Locate the string "page" in the records below. Copy every line where it occurs.

# Data for processing:
= = = = =

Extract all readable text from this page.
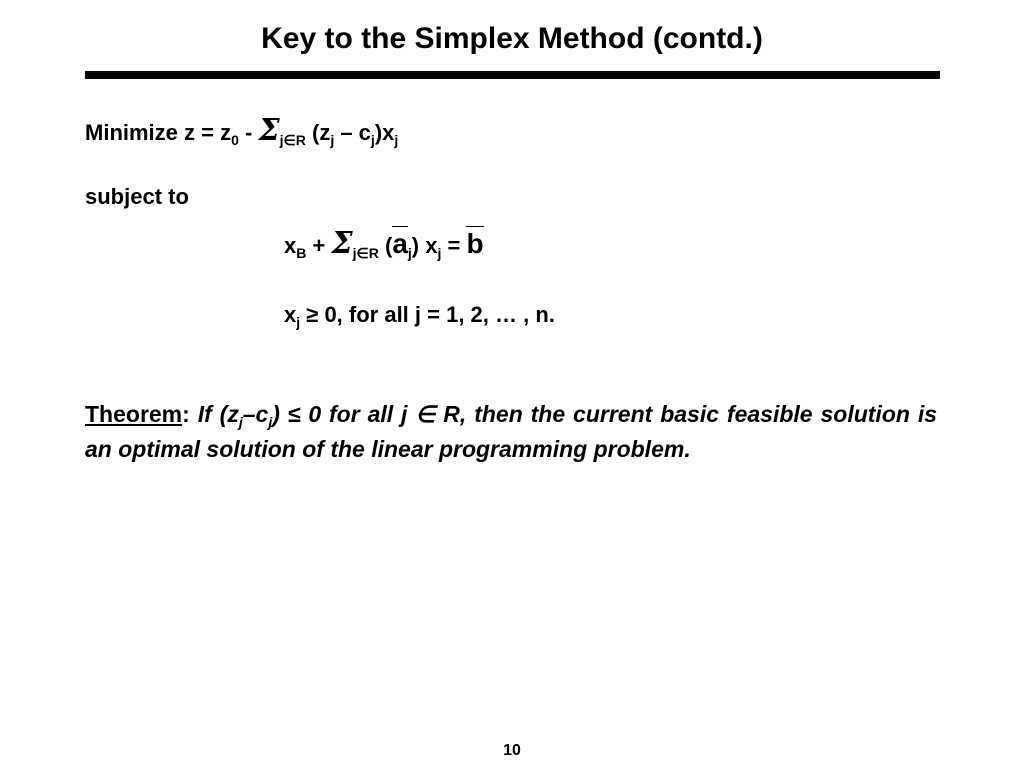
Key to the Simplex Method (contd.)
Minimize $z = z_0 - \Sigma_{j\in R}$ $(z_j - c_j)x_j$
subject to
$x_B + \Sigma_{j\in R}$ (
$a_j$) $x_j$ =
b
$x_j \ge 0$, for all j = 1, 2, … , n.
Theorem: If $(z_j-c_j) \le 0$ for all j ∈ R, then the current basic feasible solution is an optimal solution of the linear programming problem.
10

= = = = =

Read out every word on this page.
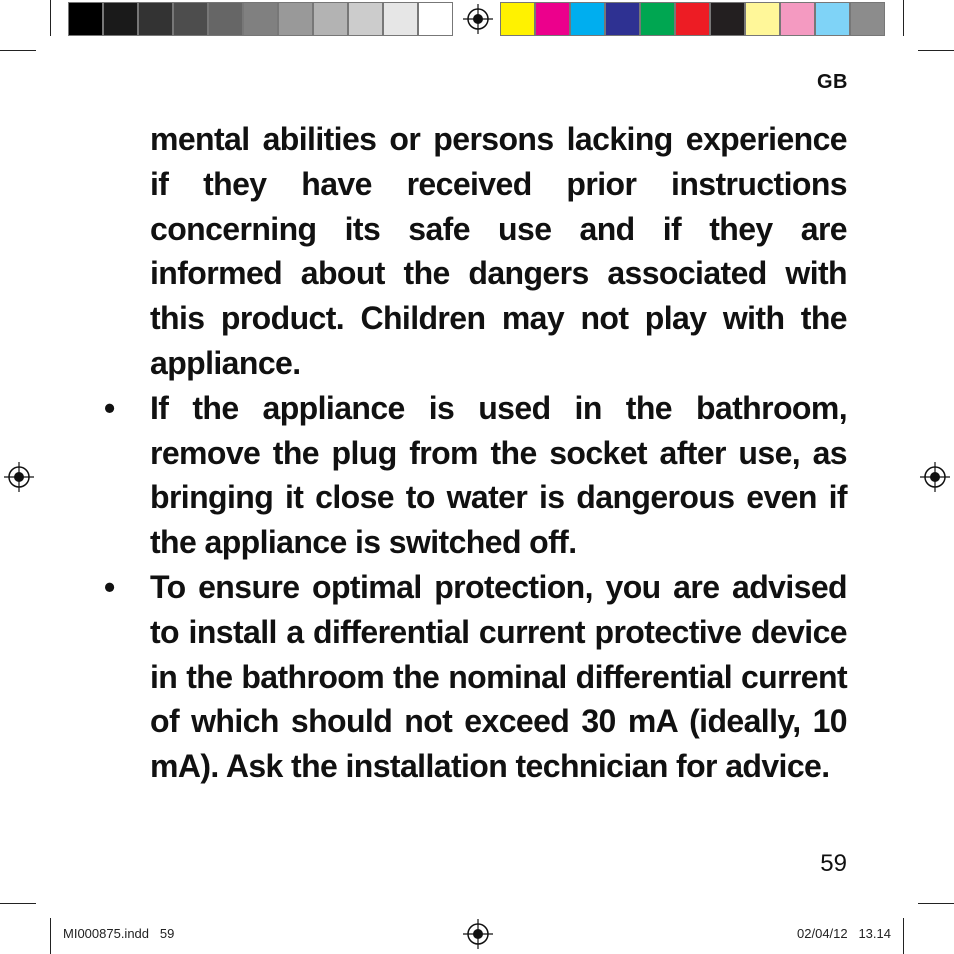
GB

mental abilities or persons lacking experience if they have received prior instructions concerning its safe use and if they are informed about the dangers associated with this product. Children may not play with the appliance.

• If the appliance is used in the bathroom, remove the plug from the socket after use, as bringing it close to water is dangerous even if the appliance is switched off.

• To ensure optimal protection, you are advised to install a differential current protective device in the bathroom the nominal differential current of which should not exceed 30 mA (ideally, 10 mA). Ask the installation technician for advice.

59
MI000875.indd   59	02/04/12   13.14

= = = = =

# Exercise solution:
Extract all readable text from this page.
Read out every word on this page.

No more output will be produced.